| What to do |
Retype the whole listing below, character for character.

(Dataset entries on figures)
***

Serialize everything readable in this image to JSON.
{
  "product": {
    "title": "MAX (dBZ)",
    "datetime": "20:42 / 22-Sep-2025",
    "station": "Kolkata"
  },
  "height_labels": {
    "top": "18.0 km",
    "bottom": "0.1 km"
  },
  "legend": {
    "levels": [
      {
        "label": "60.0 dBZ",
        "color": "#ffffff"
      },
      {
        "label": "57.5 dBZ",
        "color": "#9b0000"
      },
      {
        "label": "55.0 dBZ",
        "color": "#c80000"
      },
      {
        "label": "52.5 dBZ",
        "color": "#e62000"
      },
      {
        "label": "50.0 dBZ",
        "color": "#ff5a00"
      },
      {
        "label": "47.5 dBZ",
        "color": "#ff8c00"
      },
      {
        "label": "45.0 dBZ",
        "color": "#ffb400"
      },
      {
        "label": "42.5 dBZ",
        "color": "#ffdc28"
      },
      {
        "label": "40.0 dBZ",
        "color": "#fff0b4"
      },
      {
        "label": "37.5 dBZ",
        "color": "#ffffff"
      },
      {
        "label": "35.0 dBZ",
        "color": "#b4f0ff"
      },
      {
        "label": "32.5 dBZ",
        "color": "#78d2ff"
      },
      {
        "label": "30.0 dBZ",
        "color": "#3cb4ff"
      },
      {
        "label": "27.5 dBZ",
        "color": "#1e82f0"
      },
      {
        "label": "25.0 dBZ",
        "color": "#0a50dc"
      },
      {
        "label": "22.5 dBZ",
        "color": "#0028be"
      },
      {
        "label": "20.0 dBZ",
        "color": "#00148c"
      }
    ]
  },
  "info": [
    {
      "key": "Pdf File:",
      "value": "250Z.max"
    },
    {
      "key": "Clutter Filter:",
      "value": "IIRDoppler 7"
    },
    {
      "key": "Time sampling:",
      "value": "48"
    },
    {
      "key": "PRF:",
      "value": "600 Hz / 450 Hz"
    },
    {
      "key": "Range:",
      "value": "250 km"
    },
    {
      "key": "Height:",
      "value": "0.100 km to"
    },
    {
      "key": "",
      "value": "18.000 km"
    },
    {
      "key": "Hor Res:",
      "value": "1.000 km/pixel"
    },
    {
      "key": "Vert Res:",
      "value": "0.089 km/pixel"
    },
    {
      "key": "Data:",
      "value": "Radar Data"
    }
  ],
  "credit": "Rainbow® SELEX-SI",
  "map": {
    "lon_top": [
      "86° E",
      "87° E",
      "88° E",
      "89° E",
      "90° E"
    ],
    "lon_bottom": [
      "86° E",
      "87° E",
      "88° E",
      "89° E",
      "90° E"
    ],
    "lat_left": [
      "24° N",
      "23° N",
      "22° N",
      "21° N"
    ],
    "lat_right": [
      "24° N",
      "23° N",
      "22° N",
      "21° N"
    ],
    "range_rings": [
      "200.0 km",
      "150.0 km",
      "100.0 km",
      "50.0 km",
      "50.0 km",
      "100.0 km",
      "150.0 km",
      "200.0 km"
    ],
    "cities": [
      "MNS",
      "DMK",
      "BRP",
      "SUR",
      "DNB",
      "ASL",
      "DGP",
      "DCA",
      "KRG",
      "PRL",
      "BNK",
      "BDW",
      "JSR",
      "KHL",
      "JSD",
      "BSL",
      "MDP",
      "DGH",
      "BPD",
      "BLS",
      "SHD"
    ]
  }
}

***

| Result of this exercise |
Serialize everything readable in this image to JSON.
{
  "product": {
    "title": "MAX (dBZ)",
    "datetime": "20:42 / 22-Sep-2025",
    "station": "Kolkata"
  },
  "height_labels": {
    "top": "18.0 km",
    "bottom": "0.1 km"
  },
  "legend": {
    "levels": [
      {
        "label": "60.0 dBZ",
        "color": "#ffffff"
      },
      {
        "label": "57.5 dBZ",
        "color": "#9b0000"
      },
      {
        "label": "55.0 dBZ",
        "color": "#c80000"
      },
      {
        "label": "52.5 dBZ",
        "color": "#e62000"
      },
      {
        "label": "50.0 dBZ",
        "color": "#ff5a00"
      },
      {
        "label": "47.5 dBZ",
        "color": "#ff8c00"
      },
      {
        "label": "45.0 dBZ",
        "color": "#ffb400"
      },
      {
        "label": "42.5 dBZ",
        "color": "#ffdc28"
      },
      {
        "label": "40.0 dBZ",
        "color": "#fff0b4"
      },
      {
        "label": "37.5 dBZ",
        "color": "#ffffff"
      },
      {
        "label": "35.0 dBZ",
        "color": "#b4f0ff"
      },
      {
        "label": "32.5 dBZ",
        "color": "#78d2ff"
      },
      {
        "label": "30.0 dBZ",
        "color": "#3cb4ff"
      },
      {
        "label": "27.5 dBZ",
        "color": "#1e82f0"
      },
      {
        "label": "25.0 dBZ",
        "color": "#0a50dc"
      },
      {
        "label": "22.5 dBZ",
        "color": "#0028be"
      },
      {
        "label": "20.0 dBZ",
        "color": "#00148c"
      }
    ]
  },
  "info": [
    {
      "key": "Pdf File:",
      "value": "250Z.max"
    },
    {
      "key": "Clutter Filter:",
      "value": "IIRDoppler 7"
    },
    {
      "key": "Time sampling:",
      "value": "48"
    },
    {
      "key": "PRF:",
      "value": "600 Hz / 450 Hz"
    },
    {
      "key": "Range:",
      "value": "250 km"
    },
    {
      "key": "Height:",
      "value": "0.100 km to"
    },
    {
      "key": "",
      "value": "18.000 km"
    },
    {
      "key": "Hor Res:",
      "value": "1.000 km/pixel"
    },
    {
      "key": "Vert Res:",
      "value": "0.089 km/pixel"
    },
    {
      "key": "Data:",
      "value": "Radar Data"
    }
  ],
  "credit": "Rainbow® SELEX-SI",
  "map": {
    "lon_top": [
      "86° E",
      "87° E",
      "88° E",
      "89° E",
      "90° E"
    ],
    "lon_bottom": [
      "86° E",
      "87° E",
      "88° E",
      "89° E",
      "90° E"
    ],
    "lat_left": [
      "24° N",
      "23° N",
      "22° N",
      "21° N"
    ],
    "lat_right": [
      "24° N",
      "23° N",
      "22° N",
      "21° N"
    ],
    "range_rings": [
      "200.0 km",
      "150.0 km",
      "100.0 km",
      "50.0 km",
      "50.0 km",
      "100.0 km",
      "150.0 km",
      "200.0 km"
    ],
    "cities": [
      "MNS",
      "DMK",
      "BRP",
      "SUR",
      "DNB",
      "ASL",
      "DGP",
      "DCA",
      "KRG",
      "PRL",
      "BNK",
      "BDW",
      "JSR",
      "KHL",
      "JSD",
      "BSL",
      "MDP",
      "DGH",
      "BPD",
      "BLS",
      "SHD"
    ]
  }
}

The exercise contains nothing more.